### Exercise inputs
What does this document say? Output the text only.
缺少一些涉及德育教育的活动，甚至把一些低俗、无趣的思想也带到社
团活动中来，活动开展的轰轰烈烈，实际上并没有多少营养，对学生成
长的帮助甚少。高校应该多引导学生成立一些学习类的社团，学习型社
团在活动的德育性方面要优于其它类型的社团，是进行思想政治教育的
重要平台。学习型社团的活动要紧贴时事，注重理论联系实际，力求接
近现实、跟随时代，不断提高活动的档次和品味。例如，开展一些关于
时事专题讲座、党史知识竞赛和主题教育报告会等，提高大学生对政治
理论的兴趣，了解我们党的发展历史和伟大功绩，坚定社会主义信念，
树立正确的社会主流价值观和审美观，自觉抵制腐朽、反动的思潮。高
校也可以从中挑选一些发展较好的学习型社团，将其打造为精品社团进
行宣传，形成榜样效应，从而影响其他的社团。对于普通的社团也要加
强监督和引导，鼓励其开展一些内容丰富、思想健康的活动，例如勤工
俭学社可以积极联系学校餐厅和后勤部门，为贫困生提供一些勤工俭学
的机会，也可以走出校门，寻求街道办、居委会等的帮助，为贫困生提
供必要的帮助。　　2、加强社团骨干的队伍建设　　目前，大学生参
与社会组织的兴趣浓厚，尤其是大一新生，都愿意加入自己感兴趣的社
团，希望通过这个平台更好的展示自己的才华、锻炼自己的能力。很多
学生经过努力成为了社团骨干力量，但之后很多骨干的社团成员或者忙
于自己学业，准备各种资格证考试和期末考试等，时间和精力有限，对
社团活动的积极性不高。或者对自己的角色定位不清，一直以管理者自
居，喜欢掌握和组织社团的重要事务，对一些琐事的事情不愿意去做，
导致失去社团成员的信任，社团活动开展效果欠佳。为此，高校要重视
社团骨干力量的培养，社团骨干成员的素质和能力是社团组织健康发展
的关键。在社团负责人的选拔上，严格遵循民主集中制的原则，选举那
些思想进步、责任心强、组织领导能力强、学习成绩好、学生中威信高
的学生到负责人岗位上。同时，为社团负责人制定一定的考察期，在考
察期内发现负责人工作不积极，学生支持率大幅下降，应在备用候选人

### Exercise
Return the full listing, character for character.

### Output for this exercise
What does this document say? Output the text only.
缺少一些涉及德育教育的活动，甚至把一些低俗、无趣的思想也带到社
团活动中来，活动开展的轰轰烈烈，实际上并没有多少营养，对学生成
长的帮助甚少。高校应该多引导学生成立一些学习类的社团，学习型社
团在活动的德育性方面要优于其它类型的社团，是进行思想政治教育的
重要平台。学习型社团的活动要紧贴时事，注重理论联系实际，力求接
近现实、跟随时代，不断提高活动的档次和品味。例如，开展一些关于
时事专题讲座、党史知识竞赛和主题教育报告会等，提高大学生对政治
理论的兴趣，了解我们党的发展历史和伟大功绩，坚定社会主义信念，
树立正确的社会主流价值观和审美观，自觉抵制腐朽、反动的思潮。高
校也可以从中挑选一些发展较好的学习型社团，将其打造为精品社团进
行宣传，形成榜样效应，从而影响其他的社团。对于普通的社团也要加
强监督和引导，鼓励其开展一些内容丰富、思想健康的活动，例如勤工
俭学社可以积极联系学校餐厅和后勤部门，为贫困生提供一些勤工俭学
的机会，也可以走出校门，寻求街道办、居委会等的帮助，为贫困生提
供必要的帮助。　　2、加强社团骨干的队伍建设　　目前，大学生参
与社会组织的兴趣浓厚，尤其是大一新生，都愿意加入自己感兴趣的社
团，希望通过这个平台更好的展示自己的才华、锻炼自己的能力。很多
学生经过努力成为了社团骨干力量，但之后很多骨干的社团成员或者忙
于自己学业，准备各种资格证考试和期末考试等，时间和精力有限，对
社团活动的积极性不高。或者对自己的角色定位不清，一直以管理者自
居，喜欢掌握和组织社团的重要事务，对一些琐事的事情不愿意去做，
导致失去社团成员的信任，社团活动开展效果欠佳。为此，高校要重视
社团骨干力量的培养，社团骨干成员的素质和能力是社团组织健康发展
的关键。在社团负责人的选拔上，严格遵循民主集中制的原则，选举那
些思想进步、责任心强、组织领导能力强、学习成绩好、学生中威信高
的学生到负责人岗位上。同时，为社团负责人制定一定的考察期，在考
察期内发现负责人工作不积极，学生支持率大幅下降，应在备用候选人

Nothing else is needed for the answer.